Start Task inputs

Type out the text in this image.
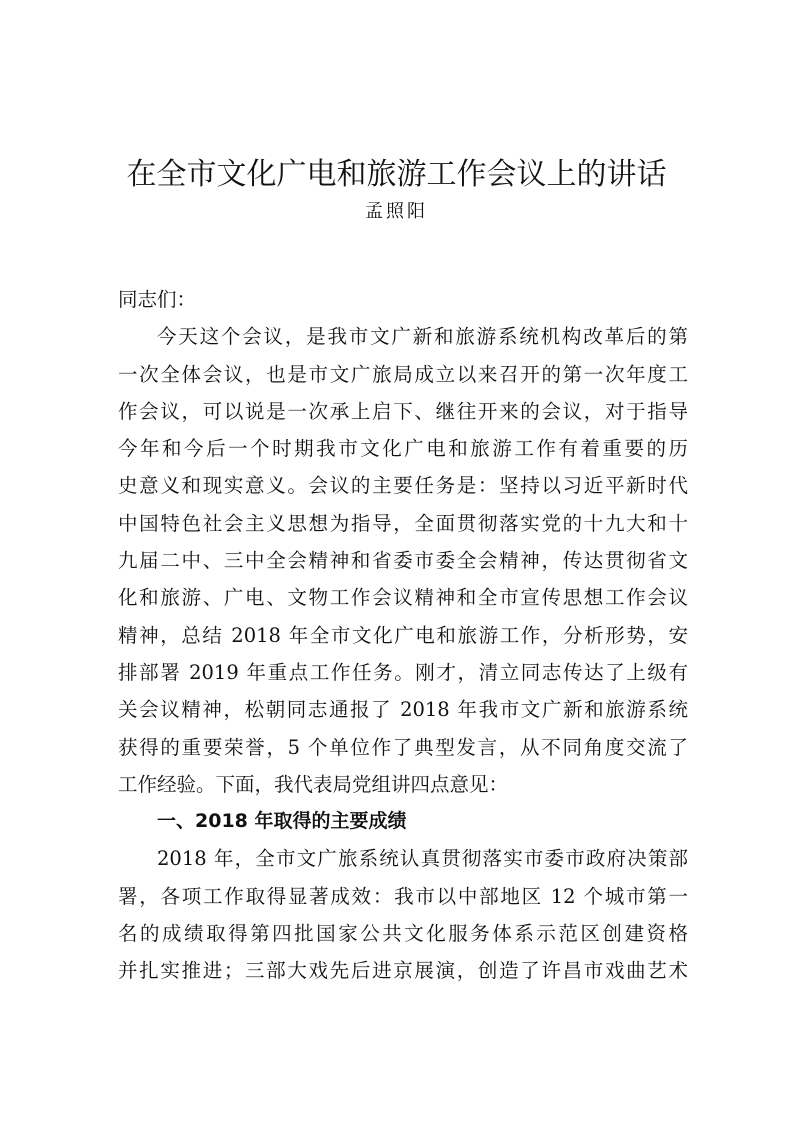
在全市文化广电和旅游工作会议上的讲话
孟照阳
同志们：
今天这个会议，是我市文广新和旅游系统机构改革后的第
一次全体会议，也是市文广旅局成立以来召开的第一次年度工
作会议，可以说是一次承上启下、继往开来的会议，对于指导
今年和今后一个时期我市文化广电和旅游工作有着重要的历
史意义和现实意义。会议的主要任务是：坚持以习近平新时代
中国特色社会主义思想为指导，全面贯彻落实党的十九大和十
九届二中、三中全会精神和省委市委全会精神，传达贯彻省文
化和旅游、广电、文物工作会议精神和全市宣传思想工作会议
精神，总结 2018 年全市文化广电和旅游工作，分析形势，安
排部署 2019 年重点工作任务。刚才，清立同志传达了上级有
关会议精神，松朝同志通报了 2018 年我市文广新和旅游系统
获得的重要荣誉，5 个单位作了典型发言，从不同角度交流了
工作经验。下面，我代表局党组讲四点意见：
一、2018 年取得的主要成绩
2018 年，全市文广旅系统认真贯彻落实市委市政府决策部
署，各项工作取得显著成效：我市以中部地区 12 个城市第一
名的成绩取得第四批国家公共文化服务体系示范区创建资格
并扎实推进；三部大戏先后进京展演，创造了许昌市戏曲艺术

End Task inputs

### Do this
Every record is to be reproduced exactly, with no pictures included.

### Final answer
Type out the text in this image.
在全市文化广电和旅游工作会议上的讲话
孟照阳
同志们：
今天这个会议，是我市文广新和旅游系统机构改革后的第
一次全体会议，也是市文广旅局成立以来召开的第一次年度工
作会议，可以说是一次承上启下、继往开来的会议，对于指导
今年和今后一个时期我市文化广电和旅游工作有着重要的历
史意义和现实意义。会议的主要任务是：坚持以习近平新时代
中国特色社会主义思想为指导，全面贯彻落实党的十九大和十
九届二中、三中全会精神和省委市委全会精神，传达贯彻省文
化和旅游、广电、文物工作会议精神和全市宣传思想工作会议
精神，总结 2018 年全市文化广电和旅游工作，分析形势，安
排部署 2019 年重点工作任务。刚才，清立同志传达了上级有
关会议精神，松朝同志通报了 2018 年我市文广新和旅游系统
获得的重要荣誉，5 个单位作了典型发言，从不同角度交流了
工作经验。下面，我代表局党组讲四点意见：
一、2018 年取得的主要成绩
2018 年，全市文广旅系统认真贯彻落实市委市政府决策部
署，各项工作取得显著成效：我市以中部地区 12 个城市第一
名的成绩取得第四批国家公共文化服务体系示范区创建资格
并扎实推进；三部大戏先后进京展演，创造了许昌市戏曲艺术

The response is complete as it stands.